══ Data provided ══

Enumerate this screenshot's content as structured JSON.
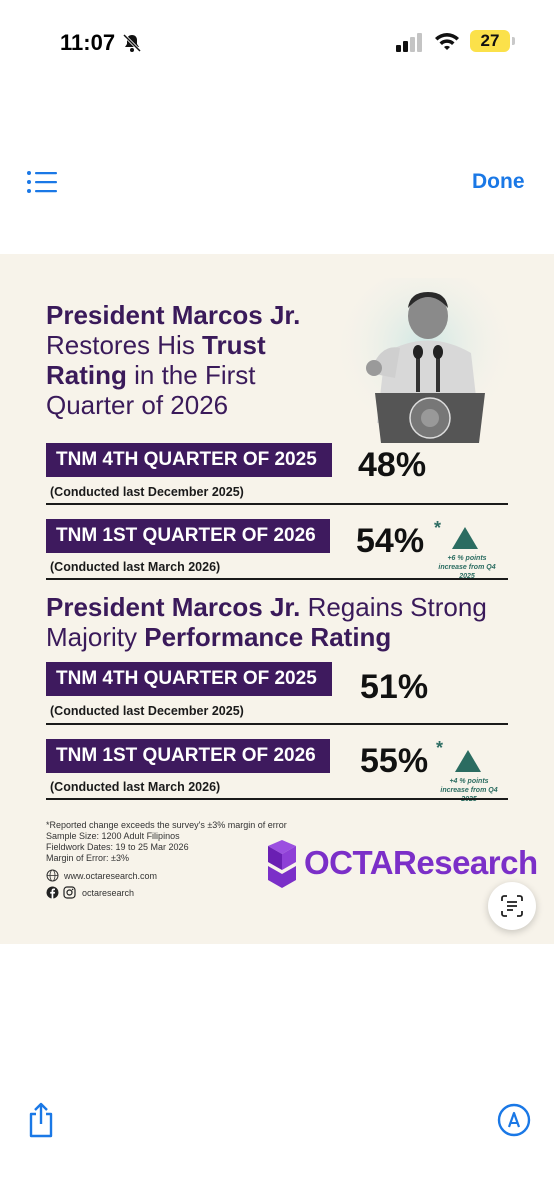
{
  "status": {
    "time": "11:07",
    "battery": "27"
  },
  "toolbar": {
    "done_label": "Done"
  },
  "infographic": {
    "headline1": {
      "p1": "President Marcos Jr.",
      "p2": " Restores His ",
      "p3": "Trust Rating",
      "p4": " in the First Quarter of 2026"
    },
    "trust": [
      {
        "label": "TNM 4TH QUARTER OF 2025",
        "sub": "(Conducted last December 2025)",
        "pct": "48%"
      },
      {
        "label": "TNM 1ST QUARTER OF 2026",
        "sub": "(Conducted last March 2026)",
        "pct": "54%",
        "ast": "*",
        "note1": "+6 % points",
        "note2": "increase from Q4 2025"
      }
    ],
    "headline2": {
      "p1": "President Marcos Jr.",
      "p2": " Regains Strong Majority ",
      "p3": "Performance Rating"
    },
    "performance": [
      {
        "label": "TNM 4TH QUARTER OF 2025",
        "sub": "(Conducted last December 2025)",
        "pct": "51%"
      },
      {
        "label": "TNM 1ST QUARTER OF 2026",
        "sub": "(Conducted last March 2026)",
        "pct": "55%",
        "ast": "*",
        "note1": "+4 % points",
        "note2": "increase from Q4 2025"
      }
    ],
    "footnotes": {
      "line1": "*Reported change exceeds the survey's ±3% margin of error",
      "line2": "Sample Size: 1200 Adult Filipinos",
      "line3": "Fieldwork Dates: 19 to 25 Mar 2026",
      "line4": "Margin of Error: ±3%",
      "website": "www.octaresearch.com",
      "social": "octaresearch"
    },
    "logo": "OCTAResearch"
  },
  "colors": {
    "purple": "#3e1a5e",
    "teal": "#2b6c61",
    "accent_blue": "#1a78e6",
    "logo_purple": "#7b2fc8"
  }
}
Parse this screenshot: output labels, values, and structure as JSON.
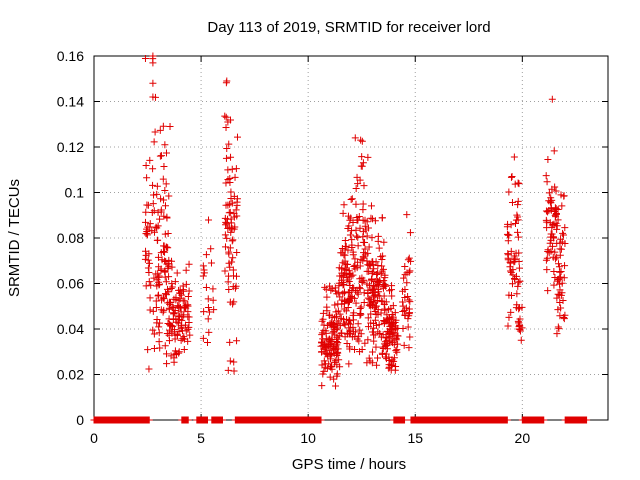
{
  "chart_data": {
    "type": "scatter",
    "title": "Day 113 of 2019, SRMTID for receiver lord",
    "xlabel": "GPS time / hours",
    "ylabel": "SRMTID / TECUs",
    "xlim": [
      0,
      24
    ],
    "ylim": [
      0,
      0.16
    ],
    "grid": true,
    "marker": "+",
    "color": "#e00000",
    "xticks": [
      0,
      5,
      10,
      15,
      20
    ],
    "xtick_labels": [
      "0",
      "5",
      "10",
      "15",
      "20"
    ],
    "yticks": [
      0,
      0.02,
      0.04,
      0.06,
      0.08,
      0.1,
      0.12,
      0.14,
      0.16
    ],
    "ytick_labels": [
      "0",
      "0.02",
      "0.04",
      "0.06",
      "0.08",
      "0.1",
      "0.12",
      "0.14",
      "0.16"
    ],
    "zero_segments": [
      [
        0,
        2.6
      ],
      [
        4.1,
        4.4
      ],
      [
        4.8,
        5.3
      ],
      [
        5.5,
        6.0
      ],
      [
        6.6,
        10.6
      ],
      [
        14.0,
        14.5
      ],
      [
        14.8,
        19.3
      ],
      [
        20.0,
        21.0
      ],
      [
        22.0,
        23.0
      ]
    ],
    "clusters": [
      {
        "x_range": [
          2.4,
          2.9
        ],
        "y_range": [
          0.015,
          0.16
        ],
        "count": 50
      },
      {
        "x_range": [
          2.9,
          3.5
        ],
        "y_range": [
          0.02,
          0.13
        ],
        "count": 90
      },
      {
        "x_range": [
          3.5,
          4.0
        ],
        "y_range": [
          0.025,
          0.07
        ],
        "count": 60
      },
      {
        "x_range": [
          4.0,
          4.5
        ],
        "y_range": [
          0.03,
          0.07
        ],
        "count": 45
      },
      {
        "x_range": [
          5.1,
          5.6
        ],
        "y_range": [
          0.03,
          0.095
        ],
        "count": 20
      },
      {
        "x_range": [
          6.1,
          6.7
        ],
        "y_range": [
          0.02,
          0.15
        ],
        "count": 80
      },
      {
        "x_range": [
          10.6,
          11.4
        ],
        "y_range": [
          0.012,
          0.06
        ],
        "count": 120
      },
      {
        "x_range": [
          11.4,
          12.2
        ],
        "y_range": [
          0.02,
          0.1
        ],
        "count": 130
      },
      {
        "x_range": [
          12.2,
          12.8
        ],
        "y_range": [
          0.02,
          0.125
        ],
        "count": 80
      },
      {
        "x_range": [
          12.8,
          13.6
        ],
        "y_range": [
          0.02,
          0.095
        ],
        "count": 130
      },
      {
        "x_range": [
          13.6,
          14.2
        ],
        "y_range": [
          0.02,
          0.06
        ],
        "count": 90
      },
      {
        "x_range": [
          14.4,
          14.8
        ],
        "y_range": [
          0.027,
          0.091
        ],
        "count": 35
      },
      {
        "x_range": [
          19.3,
          19.9
        ],
        "y_range": [
          0.04,
          0.116
        ],
        "count": 60
      },
      {
        "x_range": [
          19.8,
          20.0
        ],
        "y_range": [
          0.035,
          0.05
        ],
        "count": 15
      },
      {
        "x_range": [
          21.1,
          21.6
        ],
        "y_range": [
          0.055,
          0.12
        ],
        "count": 60
      },
      {
        "x_range": [
          21.6,
          22.0
        ],
        "y_range": [
          0.037,
          0.1
        ],
        "count": 50
      }
    ],
    "outliers": [
      [
        2.75,
        0.16
      ],
      [
        2.75,
        0.157
      ],
      [
        2.75,
        0.148
      ],
      [
        2.75,
        0.142
      ],
      [
        3.55,
        0.129
      ],
      [
        6.2,
        0.149
      ],
      [
        6.25,
        0.131
      ],
      [
        21.4,
        0.141
      ],
      [
        12.2,
        0.124
      ],
      [
        12.45,
        0.123
      ],
      [
        3.1,
        0.116
      ]
    ]
  }
}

═══

▶ [Request]:
Repeat the material verbatim. Do not carry over any picture.

▶ [Result]:
Enumerate this screenshot's content as structured JSON.
{
  "status": {
    "time": "11:07",
    "battery": "27"
  },
  "toolbar": {
    "done_label": "Done"
  },
  "infographic": {
    "headline1": {
      "p1": "President Marcos Jr.",
      "p2": " Restores His ",
      "p3": "Trust Rating",
      "p4": " in the First Quarter of 2026"
    },
    "trust": [
      {
        "label": "TNM 4TH QUARTER OF 2025",
        "sub": "(Conducted last December 2025)",
        "pct": "48%"
      },
      {
        "label": "TNM 1ST QUARTER OF 2026",
        "sub": "(Conducted last March 2026)",
        "pct": "54%",
        "ast": "*",
        "note1": "+6 % points",
        "note2": "increase from Q4 2025"
      }
    ],
    "headline2": {
      "p1": "President Marcos Jr.",
      "p2": " Regains Strong Majority ",
      "p3": "Performance Rating"
    },
    "performance": [
      {
        "label": "TNM 4TH QUARTER OF 2025",
        "sub": "(Conducted last December 2025)",
        "pct": "51%"
      },
      {
        "label": "TNM 1ST QUARTER OF 2026",
        "sub": "(Conducted last March 2026)",
        "pct": "55%",
        "ast": "*",
        "note1": "+4 % points",
        "note2": "increase from Q4 2025"
      }
    ],
    "footnotes": {
      "line1": "*Reported change exceeds the survey's ±3% margin of error",
      "line2": "Sample Size: 1200 Adult Filipinos",
      "line3": "Fieldwork Dates: 19 to 25 Mar 2026",
      "line4": "Margin of Error: ±3%",
      "website": "www.octaresearch.com",
      "social": "octaresearch"
    },
    "logo": "OCTAResearch"
  },
  "colors": {
    "purple": "#3e1a5e",
    "teal": "#2b6c61",
    "accent_blue": "#1a78e6",
    "logo_purple": "#7b2fc8"
  }
}
Parse this screenshot: output labels, values, and structure as JSON.
{
  "chart_data": {
    "type": "scatter",
    "title": "Day 113 of 2019, SRMTID for receiver lord",
    "xlabel": "GPS time / hours",
    "ylabel": "SRMTID / TECUs",
    "xlim": [
      0,
      24
    ],
    "ylim": [
      0,
      0.16
    ],
    "grid": true,
    "marker": "+",
    "color": "#e00000",
    "xticks": [
      0,
      5,
      10,
      15,
      20
    ],
    "xtick_labels": [
      "0",
      "5",
      "10",
      "15",
      "20"
    ],
    "yticks": [
      0,
      0.02,
      0.04,
      0.06,
      0.08,
      0.1,
      0.12,
      0.14,
      0.16
    ],
    "ytick_labels": [
      "0",
      "0.02",
      "0.04",
      "0.06",
      "0.08",
      "0.1",
      "0.12",
      "0.14",
      "0.16"
    ],
    "zero_segments": [
      [
        0,
        2.6
      ],
      [
        4.1,
        4.4
      ],
      [
        4.8,
        5.3
      ],
      [
        5.5,
        6.0
      ],
      [
        6.6,
        10.6
      ],
      [
        14.0,
        14.5
      ],
      [
        14.8,
        19.3
      ],
      [
        20.0,
        21.0
      ],
      [
        22.0,
        23.0
      ]
    ],
    "clusters": [
      {
        "x_range": [
          2.4,
          2.9
        ],
        "y_range": [
          0.015,
          0.16
        ],
        "count": 50
      },
      {
        "x_range": [
          2.9,
          3.5
        ],
        "y_range": [
          0.02,
          0.13
        ],
        "count": 90
      },
      {
        "x_range": [
          3.5,
          4.0
        ],
        "y_range": [
          0.025,
          0.07
        ],
        "count": 60
      },
      {
        "x_range": [
          4.0,
          4.5
        ],
        "y_range": [
          0.03,
          0.07
        ],
        "count": 45
      },
      {
        "x_range": [
          5.1,
          5.6
        ],
        "y_range": [
          0.03,
          0.095
        ],
        "count": 20
      },
      {
        "x_range": [
          6.1,
          6.7
        ],
        "y_range": [
          0.02,
          0.15
        ],
        "count": 80
      },
      {
        "x_range": [
          10.6,
          11.4
        ],
        "y_range": [
          0.012,
          0.06
        ],
        "count": 120
      },
      {
        "x_range": [
          11.4,
          12.2
        ],
        "y_range": [
          0.02,
          0.1
        ],
        "count": 130
      },
      {
        "x_range": [
          12.2,
          12.8
        ],
        "y_range": [
          0.02,
          0.125
        ],
        "count": 80
      },
      {
        "x_range": [
          12.8,
          13.6
        ],
        "y_range": [
          0.02,
          0.095
        ],
        "count": 130
      },
      {
        "x_range": [
          13.6,
          14.2
        ],
        "y_range": [
          0.02,
          0.06
        ],
        "count": 90
      },
      {
        "x_range": [
          14.4,
          14.8
        ],
        "y_range": [
          0.027,
          0.091
        ],
        "count": 35
      },
      {
        "x_range": [
          19.3,
          19.9
        ],
        "y_range": [
          0.04,
          0.116
        ],
        "count": 60
      },
      {
        "x_range": [
          19.8,
          20.0
        ],
        "y_range": [
          0.035,
          0.05
        ],
        "count": 15
      },
      {
        "x_range": [
          21.1,
          21.6
        ],
        "y_range": [
          0.055,
          0.12
        ],
        "count": 60
      },
      {
        "x_range": [
          21.6,
          22.0
        ],
        "y_range": [
          0.037,
          0.1
        ],
        "count": 50
      }
    ],
    "outliers": [
      [
        2.75,
        0.16
      ],
      [
        2.75,
        0.157
      ],
      [
        2.75,
        0.148
      ],
      [
        2.75,
        0.142
      ],
      [
        3.55,
        0.129
      ],
      [
        6.2,
        0.149
      ],
      [
        6.25,
        0.131
      ],
      [
        21.4,
        0.141
      ],
      [
        12.2,
        0.124
      ],
      [
        12.45,
        0.123
      ],
      [
        3.1,
        0.116
      ]
    ]
  }
}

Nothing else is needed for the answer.